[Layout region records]
==*==

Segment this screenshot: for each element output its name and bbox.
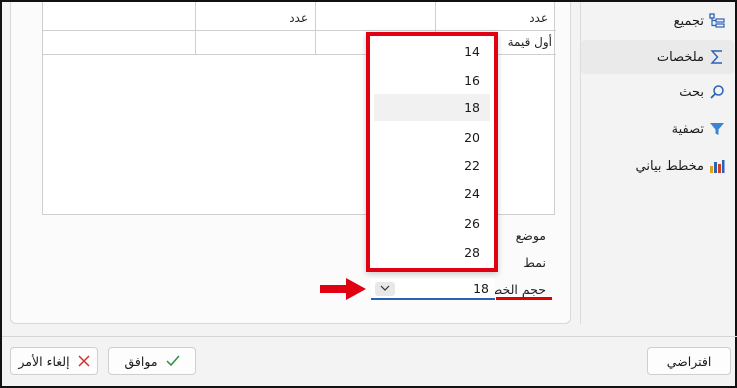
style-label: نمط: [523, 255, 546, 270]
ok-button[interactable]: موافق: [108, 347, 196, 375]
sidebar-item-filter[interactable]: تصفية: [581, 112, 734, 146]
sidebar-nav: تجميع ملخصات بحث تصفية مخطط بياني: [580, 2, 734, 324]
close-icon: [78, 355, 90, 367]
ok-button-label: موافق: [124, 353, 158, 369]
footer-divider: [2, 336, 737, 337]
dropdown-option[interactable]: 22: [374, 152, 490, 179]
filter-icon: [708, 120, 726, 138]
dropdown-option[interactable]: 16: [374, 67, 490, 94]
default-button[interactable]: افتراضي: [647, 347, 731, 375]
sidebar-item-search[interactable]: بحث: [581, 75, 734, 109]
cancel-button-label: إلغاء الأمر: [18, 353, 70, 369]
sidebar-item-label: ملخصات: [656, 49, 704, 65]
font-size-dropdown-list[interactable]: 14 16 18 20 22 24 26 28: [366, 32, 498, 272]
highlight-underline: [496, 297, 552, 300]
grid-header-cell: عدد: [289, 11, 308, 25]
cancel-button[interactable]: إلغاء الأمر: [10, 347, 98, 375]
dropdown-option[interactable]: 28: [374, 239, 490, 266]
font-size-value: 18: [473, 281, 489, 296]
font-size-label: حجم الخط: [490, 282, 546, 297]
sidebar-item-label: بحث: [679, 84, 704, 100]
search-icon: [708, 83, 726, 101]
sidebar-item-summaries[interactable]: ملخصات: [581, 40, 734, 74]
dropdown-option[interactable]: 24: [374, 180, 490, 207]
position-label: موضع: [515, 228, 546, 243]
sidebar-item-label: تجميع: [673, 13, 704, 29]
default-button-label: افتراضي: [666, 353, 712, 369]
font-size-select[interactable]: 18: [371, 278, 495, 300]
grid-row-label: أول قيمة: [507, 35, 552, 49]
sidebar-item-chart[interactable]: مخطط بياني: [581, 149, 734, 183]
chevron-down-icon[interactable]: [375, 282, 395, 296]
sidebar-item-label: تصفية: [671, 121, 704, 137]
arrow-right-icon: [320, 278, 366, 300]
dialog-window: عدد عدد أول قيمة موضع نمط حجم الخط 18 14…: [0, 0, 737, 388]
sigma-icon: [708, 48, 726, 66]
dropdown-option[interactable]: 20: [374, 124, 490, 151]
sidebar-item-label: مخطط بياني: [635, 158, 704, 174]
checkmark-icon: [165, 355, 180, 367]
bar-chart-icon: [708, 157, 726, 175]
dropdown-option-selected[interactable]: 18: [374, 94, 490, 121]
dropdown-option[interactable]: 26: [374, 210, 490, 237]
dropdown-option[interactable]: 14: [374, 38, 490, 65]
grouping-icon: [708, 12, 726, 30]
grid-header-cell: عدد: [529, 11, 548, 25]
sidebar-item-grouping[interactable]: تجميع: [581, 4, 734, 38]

==*==

## SET EXERCISE
Can you give all of the records again with every "sidebar-item-label" swapped for "nav-item-label", everything else unchanged and the pictures left out?

## WRITTEN ANSWER
Segment this screenshot: for each element output its name and bbox.
style-label: نمط: [523, 255, 546, 270]
ok-button[interactable]: موافق: [108, 347, 196, 375]
sidebar-item-filter[interactable]: تصفية: [581, 112, 734, 146]
sidebar-nav: تجميع ملخصات بحث تصفية مخطط بياني: [580, 2, 734, 324]
close-icon: [78, 355, 90, 367]
ok-button-label: موافق: [124, 353, 158, 369]
footer-divider: [2, 336, 737, 337]
dropdown-option[interactable]: 22: [374, 152, 490, 179]
filter-icon: [708, 120, 726, 138]
dropdown-option[interactable]: 16: [374, 67, 490, 94]
default-button[interactable]: افتراضي: [647, 347, 731, 375]
sidebar-item-search[interactable]: بحث: [581, 75, 734, 109]
cancel-button-label: إلغاء الأمر: [18, 353, 70, 369]
nav-item-label: ملخصات: [656, 49, 704, 65]
font-size-dropdown-list[interactable]: 14 16 18 20 22 24 26 28: [366, 32, 498, 272]
highlight-underline: [496, 297, 552, 300]
grid-header-cell: عدد: [289, 11, 308, 25]
cancel-button[interactable]: إلغاء الأمر: [10, 347, 98, 375]
dropdown-option[interactable]: 28: [374, 239, 490, 266]
font-size-value: 18: [473, 281, 489, 296]
font-size-label: حجم الخط: [490, 282, 546, 297]
nav-item-label: بحث: [679, 84, 704, 100]
search-icon: [708, 83, 726, 101]
sidebar-item-summaries[interactable]: ملخصات: [581, 40, 734, 74]
dropdown-option[interactable]: 24: [374, 180, 490, 207]
position-label: موضع: [515, 228, 546, 243]
nav-item-label: تجميع: [673, 13, 704, 29]
default-button-label: افتراضي: [666, 353, 712, 369]
font-size-select[interactable]: 18: [371, 278, 495, 300]
grid-row-label: أول قيمة: [507, 35, 552, 49]
sidebar-item-chart[interactable]: مخطط بياني: [581, 149, 734, 183]
chevron-down-icon[interactable]: [375, 282, 395, 296]
nav-item-label: تصفية: [671, 121, 704, 137]
arrow-right-icon: [320, 278, 366, 300]
dialog-window: عدد عدد أول قيمة موضع نمط حجم الخط 18 14…: [0, 0, 737, 388]
sigma-icon: [708, 48, 726, 66]
dropdown-option[interactable]: 20: [374, 124, 490, 151]
nav-item-label: مخطط بياني: [635, 158, 704, 174]
checkmark-icon: [165, 355, 180, 367]
bar-chart-icon: [708, 157, 726, 175]
dropdown-option-selected[interactable]: 18: [374, 94, 490, 121]
dropdown-option[interactable]: 26: [374, 210, 490, 237]
dropdown-option[interactable]: 14: [374, 38, 490, 65]
grouping-icon: [708, 12, 726, 30]
grid-header-cell: عدد: [529, 11, 548, 25]
sidebar-item-grouping[interactable]: تجميع: [581, 4, 734, 38]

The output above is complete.